━━ Records ━━

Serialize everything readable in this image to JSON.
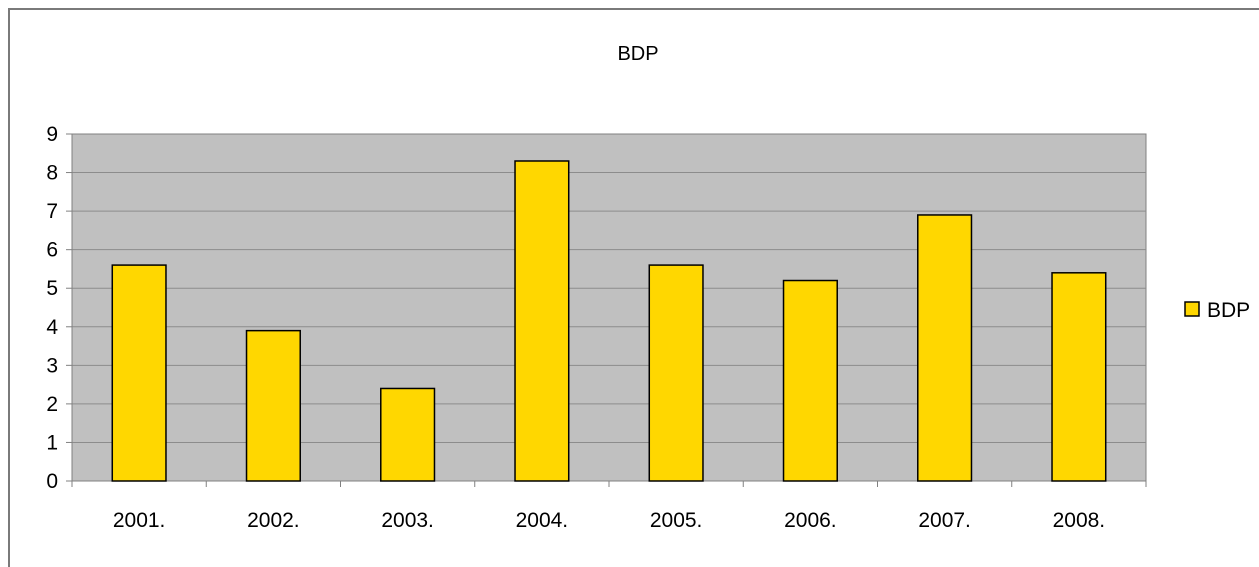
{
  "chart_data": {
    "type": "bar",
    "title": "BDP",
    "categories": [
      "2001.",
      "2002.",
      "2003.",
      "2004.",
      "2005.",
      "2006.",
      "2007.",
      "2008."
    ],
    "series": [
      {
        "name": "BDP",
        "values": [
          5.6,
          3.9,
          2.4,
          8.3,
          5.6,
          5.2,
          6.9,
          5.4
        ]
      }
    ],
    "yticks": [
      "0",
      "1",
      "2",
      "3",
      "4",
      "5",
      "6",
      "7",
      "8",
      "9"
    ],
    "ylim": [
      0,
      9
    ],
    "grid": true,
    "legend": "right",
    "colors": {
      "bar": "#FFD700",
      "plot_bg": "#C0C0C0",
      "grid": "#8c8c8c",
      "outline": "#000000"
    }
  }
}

━━━

### Written exercise:
Give the entries again word for word, but skip the pictures.

### Solution to the problem:
Serialize everything readable in this image to JSON.
{
  "chart_data": {
    "type": "bar",
    "title": "BDP",
    "categories": [
      "2001.",
      "2002.",
      "2003.",
      "2004.",
      "2005.",
      "2006.",
      "2007.",
      "2008."
    ],
    "series": [
      {
        "name": "BDP",
        "values": [
          5.6,
          3.9,
          2.4,
          8.3,
          5.6,
          5.2,
          6.9,
          5.4
        ]
      }
    ],
    "yticks": [
      "0",
      "1",
      "2",
      "3",
      "4",
      "5",
      "6",
      "7",
      "8",
      "9"
    ],
    "ylim": [
      0,
      9
    ],
    "grid": true,
    "legend": "right",
    "colors": {
      "bar": "#FFD700",
      "plot_bg": "#C0C0C0",
      "grid": "#8c8c8c",
      "outline": "#000000"
    }
  }
}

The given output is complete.